• _Work to be completed_: Without the pictures, return all of the material exactly as written.

• _Figure data in JSON_:
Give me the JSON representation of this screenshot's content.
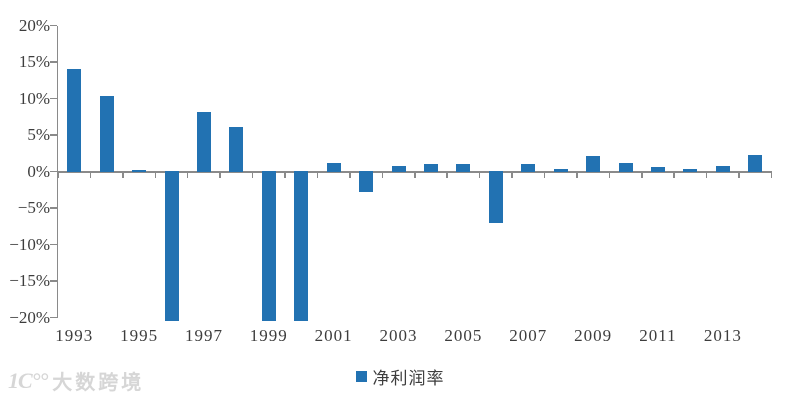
{
  "chart_data": {
    "type": "bar",
    "title": "",
    "x": [
      1993,
      1994,
      1995,
      1996,
      1997,
      1998,
      1999,
      2000,
      2001,
      2002,
      2003,
      2004,
      2005,
      2006,
      2007,
      2008,
      2009,
      2010,
      2011,
      2012,
      2013,
      2014
    ],
    "series": [
      {
        "name": "净利润率",
        "values": [
          14.0,
          10.3,
          0.2,
          -20.6,
          8.2,
          6.1,
          -20.6,
          -20.6,
          1.1,
          -2.8,
          0.7,
          1.0,
          1.0,
          -7.1,
          1.0,
          0.4,
          2.1,
          1.2,
          0.6,
          0.3,
          0.8,
          2.2
        ]
      }
    ],
    "clipped_years": [
      1996,
      1999,
      2000
    ],
    "ylim": [
      -20,
      20
    ],
    "y_tick_step": 5,
    "y_ticks": [
      "20%",
      "15%",
      "10%",
      "5%",
      "0%",
      "−5%",
      "−10%",
      "−15%",
      "−20%"
    ],
    "x_tick_labels": [
      "1993",
      "1995",
      "1997",
      "1999",
      "2001",
      "2003",
      "2005",
      "2007",
      "2009",
      "2011",
      "2013"
    ],
    "grid": false,
    "legend_position": "bottom",
    "colors": {
      "bar": "#2272b2",
      "axis": "#8a8a8a",
      "text": "#3d3d3d",
      "watermark": "#d6d6d6"
    }
  },
  "legend": {
    "label": "净利润率"
  },
  "watermark": {
    "logo": "1C°°",
    "text": "大数跨境"
  }
}
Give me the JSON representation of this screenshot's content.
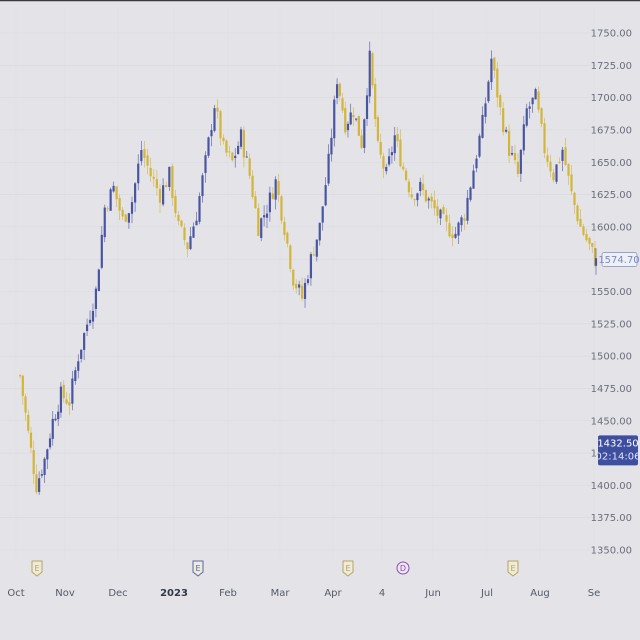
{
  "chart_data": {
    "type": "candlestick",
    "title": "",
    "xlabel": "",
    "ylabel": "",
    "ylim": [
      1340,
      1765
    ],
    "y_ticks": [
      1350,
      1375,
      1400,
      1425,
      1450,
      1475,
      1500,
      1525,
      1550,
      1575,
      1600,
      1625,
      1650,
      1675,
      1700,
      1725,
      1750
    ],
    "y_tick_labels": [
      "1350.00",
      "1375.00",
      "1400.00",
      "1425.00",
      "1450.00",
      "1475.00",
      "1500.00",
      "1525.00",
      "1550.00",
      "",
      "1600.00",
      "1625.00",
      "1650.00",
      "1675.00",
      "1700.00",
      "1725.00",
      "1750.00"
    ],
    "x_axis_labels": [
      {
        "label": "Oct",
        "bold": false
      },
      {
        "label": "Nov",
        "bold": false
      },
      {
        "label": "Dec",
        "bold": false
      },
      {
        "label": "2023",
        "bold": true
      },
      {
        "label": "Feb",
        "bold": false
      },
      {
        "label": "Mar",
        "bold": false
      },
      {
        "label": "Apr",
        "bold": false
      },
      {
        "label": "4",
        "bold": false
      },
      {
        "label": "Jun",
        "bold": false
      },
      {
        "label": "Jul",
        "bold": false
      },
      {
        "label": "Aug",
        "bold": false
      },
      {
        "label": "Se",
        "bold": false
      }
    ],
    "up_color": "#4a55a2",
    "down_color": "#d2b53a",
    "grid": true,
    "close_path": [
      [
        "Oct",
        1485
      ],
      [
        "Oct",
        1440
      ],
      [
        "Oct",
        1400
      ],
      [
        "Oct",
        1420
      ],
      [
        "Oct",
        1450
      ],
      [
        "Oct",
        1470
      ],
      [
        "Nov",
        1465
      ],
      [
        "Nov",
        1500
      ],
      [
        "Nov",
        1525
      ],
      [
        "Nov",
        1550
      ],
      [
        "Nov",
        1615
      ],
      [
        "Nov",
        1630
      ],
      [
        "Dec",
        1605
      ],
      [
        "Dec",
        1620
      ],
      [
        "Dec",
        1660
      ],
      [
        "Dec",
        1640
      ],
      [
        "Dec",
        1625
      ],
      [
        "Dec",
        1640
      ],
      [
        "2023",
        1600
      ],
      [
        "2023",
        1585
      ],
      [
        "2023",
        1610
      ],
      [
        "2023",
        1650
      ],
      [
        "2023",
        1695
      ],
      [
        "2023",
        1660
      ],
      [
        "Feb",
        1650
      ],
      [
        "Feb",
        1670
      ],
      [
        "Feb",
        1640
      ],
      [
        "Feb",
        1600
      ],
      [
        "Feb",
        1615
      ],
      [
        "Feb",
        1635
      ],
      [
        "Mar",
        1600
      ],
      [
        "Mar",
        1560
      ],
      [
        "Mar",
        1545
      ],
      [
        "Mar",
        1575
      ],
      [
        "Mar",
        1600
      ],
      [
        "Mar",
        1650
      ],
      [
        "Apr",
        1715
      ],
      [
        "Apr",
        1680
      ],
      [
        "Apr",
        1690
      ],
      [
        "Apr",
        1665
      ],
      [
        "Apr",
        1730
      ],
      [
        "Apr",
        1660
      ],
      [
        "4",
        1640
      ],
      [
        "4",
        1670
      ],
      [
        "4",
        1645
      ],
      [
        "4",
        1625
      ],
      [
        "4",
        1630
      ],
      [
        "4",
        1620
      ],
      [
        "Jun",
        1610
      ],
      [
        "Jun",
        1600
      ],
      [
        "Jun",
        1595
      ],
      [
        "Jun",
        1610
      ],
      [
        "Jun",
        1645
      ],
      [
        "Jun",
        1680
      ],
      [
        "Jul",
        1730
      ],
      [
        "Jul",
        1690
      ],
      [
        "Jul",
        1660
      ],
      [
        "Jul",
        1640
      ],
      [
        "Jul",
        1690
      ],
      [
        "Jul",
        1700
      ],
      [
        "Aug",
        1660
      ],
      [
        "Aug",
        1640
      ],
      [
        "Aug",
        1660
      ],
      [
        "Aug",
        1625
      ],
      [
        "Aug",
        1600
      ],
      [
        "Aug",
        1585
      ],
      [
        "Se",
        1575
      ],
      [
        "Se",
        1570
      ]
    ],
    "price_tags": [
      {
        "label": "1574.70",
        "value": 1574.7,
        "style": "outline"
      },
      {
        "label": "1432.50",
        "sublabel": "02:14:06",
        "value": 1432.5,
        "style": "filled"
      }
    ],
    "event_badges": [
      {
        "label": "E",
        "near": "Oct",
        "color": "#b9a35a"
      },
      {
        "label": "E",
        "near": "2023",
        "color": "#5a66a8"
      },
      {
        "label": "E",
        "near": "Apr",
        "color": "#b9a35a"
      },
      {
        "label": "D",
        "near": "4",
        "color": "#8a4fb0"
      },
      {
        "label": "E",
        "near": "Jul",
        "color": "#b9a35a"
      }
    ]
  }
}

• _Response to the task_:
Give me the JSON representation of this screenshot's content.
{
  "chart_data": {
    "type": "bar",
    "title": "",
    "x": [
      1993,
      1994,
      1995,
      1996,
      1997,
      1998,
      1999,
      2000,
      2001,
      2002,
      2003,
      2004,
      2005,
      2006,
      2007,
      2008,
      2009,
      2010,
      2011,
      2012,
      2013,
      2014
    ],
    "series": [
      {
        "name": "净利润率",
        "values": [
          14.0,
          10.3,
          0.2,
          -20.6,
          8.2,
          6.1,
          -20.6,
          -20.6,
          1.1,
          -2.8,
          0.7,
          1.0,
          1.0,
          -7.1,
          1.0,
          0.4,
          2.1,
          1.2,
          0.6,
          0.3,
          0.8,
          2.2
        ]
      }
    ],
    "clipped_years": [
      1996,
      1999,
      2000
    ],
    "ylim": [
      -20,
      20
    ],
    "y_tick_step": 5,
    "y_ticks": [
      "20%",
      "15%",
      "10%",
      "5%",
      "0%",
      "−5%",
      "−10%",
      "−15%",
      "−20%"
    ],
    "x_tick_labels": [
      "1993",
      "1995",
      "1997",
      "1999",
      "2001",
      "2003",
      "2005",
      "2007",
      "2009",
      "2011",
      "2013"
    ],
    "grid": false,
    "legend_position": "bottom",
    "colors": {
      "bar": "#2272b2",
      "axis": "#8a8a8a",
      "text": "#3d3d3d",
      "watermark": "#d6d6d6"
    }
  },
  "legend": {
    "label": "净利润率"
  },
  "watermark": {
    "logo": "1C°°",
    "text": "大数跨境"
  }
}
Give me the JSON representation of this screenshot's content.
{
  "chart_data": {
    "type": "candlestick",
    "title": "",
    "xlabel": "",
    "ylabel": "",
    "ylim": [
      1340,
      1765
    ],
    "y_ticks": [
      1350,
      1375,
      1400,
      1425,
      1450,
      1475,
      1500,
      1525,
      1550,
      1575,
      1600,
      1625,
      1650,
      1675,
      1700,
      1725,
      1750
    ],
    "y_tick_labels": [
      "1350.00",
      "1375.00",
      "1400.00",
      "1425.00",
      "1450.00",
      "1475.00",
      "1500.00",
      "1525.00",
      "1550.00",
      "",
      "1600.00",
      "1625.00",
      "1650.00",
      "1675.00",
      "1700.00",
      "1725.00",
      "1750.00"
    ],
    "x_axis_labels": [
      {
        "label": "Oct",
        "bold": false
      },
      {
        "label": "Nov",
        "bold": false
      },
      {
        "label": "Dec",
        "bold": false
      },
      {
        "label": "2023",
        "bold": true
      },
      {
        "label": "Feb",
        "bold": false
      },
      {
        "label": "Mar",
        "bold": false
      },
      {
        "label": "Apr",
        "bold": false
      },
      {
        "label": "4",
        "bold": false
      },
      {
        "label": "Jun",
        "bold": false
      },
      {
        "label": "Jul",
        "bold": false
      },
      {
        "label": "Aug",
        "bold": false
      },
      {
        "label": "Se",
        "bold": false
      }
    ],
    "up_color": "#4a55a2",
    "down_color": "#d2b53a",
    "grid": true,
    "close_path": [
      [
        "Oct",
        1485
      ],
      [
        "Oct",
        1440
      ],
      [
        "Oct",
        1400
      ],
      [
        "Oct",
        1420
      ],
      [
        "Oct",
        1450
      ],
      [
        "Oct",
        1470
      ],
      [
        "Nov",
        1465
      ],
      [
        "Nov",
        1500
      ],
      [
        "Nov",
        1525
      ],
      [
        "Nov",
        1550
      ],
      [
        "Nov",
        1615
      ],
      [
        "Nov",
        1630
      ],
      [
        "Dec",
        1605
      ],
      [
        "Dec",
        1620
      ],
      [
        "Dec",
        1660
      ],
      [
        "Dec",
        1640
      ],
      [
        "Dec",
        1625
      ],
      [
        "Dec",
        1640
      ],
      [
        "2023",
        1600
      ],
      [
        "2023",
        1585
      ],
      [
        "2023",
        1610
      ],
      [
        "2023",
        1650
      ],
      [
        "2023",
        1695
      ],
      [
        "2023",
        1660
      ],
      [
        "Feb",
        1650
      ],
      [
        "Feb",
        1670
      ],
      [
        "Feb",
        1640
      ],
      [
        "Feb",
        1600
      ],
      [
        "Feb",
        1615
      ],
      [
        "Feb",
        1635
      ],
      [
        "Mar",
        1600
      ],
      [
        "Mar",
        1560
      ],
      [
        "Mar",
        1545
      ],
      [
        "Mar",
        1575
      ],
      [
        "Mar",
        1600
      ],
      [
        "Mar",
        1650
      ],
      [
        "Apr",
        1715
      ],
      [
        "Apr",
        1680
      ],
      [
        "Apr",
        1690
      ],
      [
        "Apr",
        1665
      ],
      [
        "Apr",
        1730
      ],
      [
        "Apr",
        1660
      ],
      [
        "4",
        1640
      ],
      [
        "4",
        1670
      ],
      [
        "4",
        1645
      ],
      [
        "4",
        1625
      ],
      [
        "4",
        1630
      ],
      [
        "4",
        1620
      ],
      [
        "Jun",
        1610
      ],
      [
        "Jun",
        1600
      ],
      [
        "Jun",
        1595
      ],
      [
        "Jun",
        1610
      ],
      [
        "Jun",
        1645
      ],
      [
        "Jun",
        1680
      ],
      [
        "Jul",
        1730
      ],
      [
        "Jul",
        1690
      ],
      [
        "Jul",
        1660
      ],
      [
        "Jul",
        1640
      ],
      [
        "Jul",
        1690
      ],
      [
        "Jul",
        1700
      ],
      [
        "Aug",
        1660
      ],
      [
        "Aug",
        1640
      ],
      [
        "Aug",
        1660
      ],
      [
        "Aug",
        1625
      ],
      [
        "Aug",
        1600
      ],
      [
        "Aug",
        1585
      ],
      [
        "Se",
        1575
      ],
      [
        "Se",
        1570
      ]
    ],
    "price_tags": [
      {
        "label": "1574.70",
        "value": 1574.7,
        "style": "outline"
      },
      {
        "label": "1432.50",
        "sublabel": "02:14:06",
        "value": 1432.5,
        "style": "filled"
      }
    ],
    "event_badges": [
      {
        "label": "E",
        "near": "Oct",
        "color": "#b9a35a"
      },
      {
        "label": "E",
        "near": "2023",
        "color": "#5a66a8"
      },
      {
        "label": "E",
        "near": "Apr",
        "color": "#b9a35a"
      },
      {
        "label": "D",
        "near": "4",
        "color": "#8a4fb0"
      },
      {
        "label": "E",
        "near": "Jul",
        "color": "#b9a35a"
      }
    ]
  }
}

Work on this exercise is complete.